Requirements:
Show all lines from the listing below that contain "text".

Information shown:
_ _ _ _

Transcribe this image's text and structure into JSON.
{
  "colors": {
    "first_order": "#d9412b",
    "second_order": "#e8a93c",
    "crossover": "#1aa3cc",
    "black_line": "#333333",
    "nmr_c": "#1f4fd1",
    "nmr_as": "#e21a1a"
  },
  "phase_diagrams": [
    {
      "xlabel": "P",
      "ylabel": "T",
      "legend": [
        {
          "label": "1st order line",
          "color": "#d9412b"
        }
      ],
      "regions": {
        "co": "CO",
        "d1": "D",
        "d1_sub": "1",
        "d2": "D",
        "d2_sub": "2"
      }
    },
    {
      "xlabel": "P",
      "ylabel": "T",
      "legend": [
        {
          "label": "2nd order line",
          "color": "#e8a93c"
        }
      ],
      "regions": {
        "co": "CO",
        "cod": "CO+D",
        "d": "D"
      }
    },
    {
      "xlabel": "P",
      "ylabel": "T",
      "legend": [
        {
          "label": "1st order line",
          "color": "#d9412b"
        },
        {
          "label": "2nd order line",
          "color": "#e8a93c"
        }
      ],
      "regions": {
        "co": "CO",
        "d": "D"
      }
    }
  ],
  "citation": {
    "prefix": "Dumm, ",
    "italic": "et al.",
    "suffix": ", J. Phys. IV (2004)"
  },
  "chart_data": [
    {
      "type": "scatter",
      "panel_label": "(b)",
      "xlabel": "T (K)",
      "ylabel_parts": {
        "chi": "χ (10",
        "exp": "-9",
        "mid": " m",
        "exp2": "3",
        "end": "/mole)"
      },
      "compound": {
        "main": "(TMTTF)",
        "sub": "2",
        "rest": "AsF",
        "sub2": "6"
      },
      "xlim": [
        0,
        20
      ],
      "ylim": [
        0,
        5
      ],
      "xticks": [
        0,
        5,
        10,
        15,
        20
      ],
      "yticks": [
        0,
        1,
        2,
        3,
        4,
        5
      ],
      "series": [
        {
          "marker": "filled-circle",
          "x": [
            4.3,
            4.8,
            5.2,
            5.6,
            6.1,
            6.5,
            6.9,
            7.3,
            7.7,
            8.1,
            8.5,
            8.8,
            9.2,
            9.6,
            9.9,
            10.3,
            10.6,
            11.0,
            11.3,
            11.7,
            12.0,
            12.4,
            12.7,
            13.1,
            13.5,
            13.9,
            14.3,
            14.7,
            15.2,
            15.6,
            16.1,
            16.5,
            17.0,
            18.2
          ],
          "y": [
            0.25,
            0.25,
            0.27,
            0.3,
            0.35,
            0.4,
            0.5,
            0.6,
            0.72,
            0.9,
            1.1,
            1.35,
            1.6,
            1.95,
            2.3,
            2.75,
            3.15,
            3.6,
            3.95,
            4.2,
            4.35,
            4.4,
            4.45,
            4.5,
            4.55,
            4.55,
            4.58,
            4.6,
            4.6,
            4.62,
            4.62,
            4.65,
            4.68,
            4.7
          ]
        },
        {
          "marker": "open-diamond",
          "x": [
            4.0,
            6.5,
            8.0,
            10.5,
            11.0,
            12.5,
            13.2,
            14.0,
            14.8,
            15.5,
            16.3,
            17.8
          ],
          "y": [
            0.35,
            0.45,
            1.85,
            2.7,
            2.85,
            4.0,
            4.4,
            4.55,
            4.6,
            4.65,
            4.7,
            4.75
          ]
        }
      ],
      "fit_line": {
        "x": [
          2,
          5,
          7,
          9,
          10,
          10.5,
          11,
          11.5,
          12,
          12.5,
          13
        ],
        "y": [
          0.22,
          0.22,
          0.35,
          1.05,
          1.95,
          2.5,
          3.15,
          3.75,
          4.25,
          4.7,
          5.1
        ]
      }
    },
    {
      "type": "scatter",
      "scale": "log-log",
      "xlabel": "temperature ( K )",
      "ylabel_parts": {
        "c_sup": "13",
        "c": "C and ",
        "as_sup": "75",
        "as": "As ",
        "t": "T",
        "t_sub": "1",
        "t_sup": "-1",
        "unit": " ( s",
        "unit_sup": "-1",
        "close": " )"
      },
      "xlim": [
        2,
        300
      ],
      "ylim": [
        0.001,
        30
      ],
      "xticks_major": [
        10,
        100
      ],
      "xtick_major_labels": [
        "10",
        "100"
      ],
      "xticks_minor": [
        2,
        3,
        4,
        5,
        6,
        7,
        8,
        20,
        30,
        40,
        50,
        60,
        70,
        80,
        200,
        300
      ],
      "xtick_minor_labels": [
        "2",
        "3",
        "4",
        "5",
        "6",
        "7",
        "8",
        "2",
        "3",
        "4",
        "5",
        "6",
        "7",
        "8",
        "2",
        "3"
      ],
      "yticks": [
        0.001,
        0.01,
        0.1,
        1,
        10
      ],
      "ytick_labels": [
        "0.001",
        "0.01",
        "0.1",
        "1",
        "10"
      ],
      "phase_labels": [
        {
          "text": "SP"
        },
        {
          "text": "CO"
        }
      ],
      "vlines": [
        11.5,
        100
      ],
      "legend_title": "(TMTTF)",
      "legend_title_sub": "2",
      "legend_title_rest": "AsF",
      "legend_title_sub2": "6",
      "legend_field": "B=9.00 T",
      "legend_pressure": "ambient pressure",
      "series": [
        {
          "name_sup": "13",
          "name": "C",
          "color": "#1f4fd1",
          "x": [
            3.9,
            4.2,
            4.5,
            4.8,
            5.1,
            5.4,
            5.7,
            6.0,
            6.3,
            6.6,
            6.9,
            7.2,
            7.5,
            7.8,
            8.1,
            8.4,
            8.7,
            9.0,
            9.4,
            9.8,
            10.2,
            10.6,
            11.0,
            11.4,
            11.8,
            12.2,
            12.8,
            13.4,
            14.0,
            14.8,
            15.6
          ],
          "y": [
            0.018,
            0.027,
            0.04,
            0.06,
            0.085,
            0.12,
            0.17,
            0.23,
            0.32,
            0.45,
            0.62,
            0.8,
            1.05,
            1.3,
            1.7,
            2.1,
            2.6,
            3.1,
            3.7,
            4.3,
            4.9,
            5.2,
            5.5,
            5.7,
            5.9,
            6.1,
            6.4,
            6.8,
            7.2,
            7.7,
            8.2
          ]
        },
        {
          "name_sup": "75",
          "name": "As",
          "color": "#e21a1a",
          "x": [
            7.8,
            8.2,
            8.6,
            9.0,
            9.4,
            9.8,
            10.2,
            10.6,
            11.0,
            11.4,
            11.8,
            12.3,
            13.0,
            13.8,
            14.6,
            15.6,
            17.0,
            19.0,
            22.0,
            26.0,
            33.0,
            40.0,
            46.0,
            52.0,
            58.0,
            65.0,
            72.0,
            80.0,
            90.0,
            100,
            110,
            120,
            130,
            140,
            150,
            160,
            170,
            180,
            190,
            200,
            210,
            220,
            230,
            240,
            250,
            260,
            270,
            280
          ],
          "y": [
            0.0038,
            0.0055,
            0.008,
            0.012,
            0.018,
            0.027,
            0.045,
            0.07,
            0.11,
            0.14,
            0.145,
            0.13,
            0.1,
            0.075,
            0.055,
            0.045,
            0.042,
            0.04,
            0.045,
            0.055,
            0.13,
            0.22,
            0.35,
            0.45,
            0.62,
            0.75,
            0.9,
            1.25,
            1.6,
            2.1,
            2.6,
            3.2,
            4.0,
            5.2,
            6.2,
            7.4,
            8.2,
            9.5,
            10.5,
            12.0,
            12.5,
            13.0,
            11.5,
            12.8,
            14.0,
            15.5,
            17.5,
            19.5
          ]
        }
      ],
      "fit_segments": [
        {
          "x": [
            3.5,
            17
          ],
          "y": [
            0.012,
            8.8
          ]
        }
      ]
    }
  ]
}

_ _ _ _

Answer for this exercise:
Transcribe this image's text and structure into JSON.
          "text": "SP"
          "text": "CO"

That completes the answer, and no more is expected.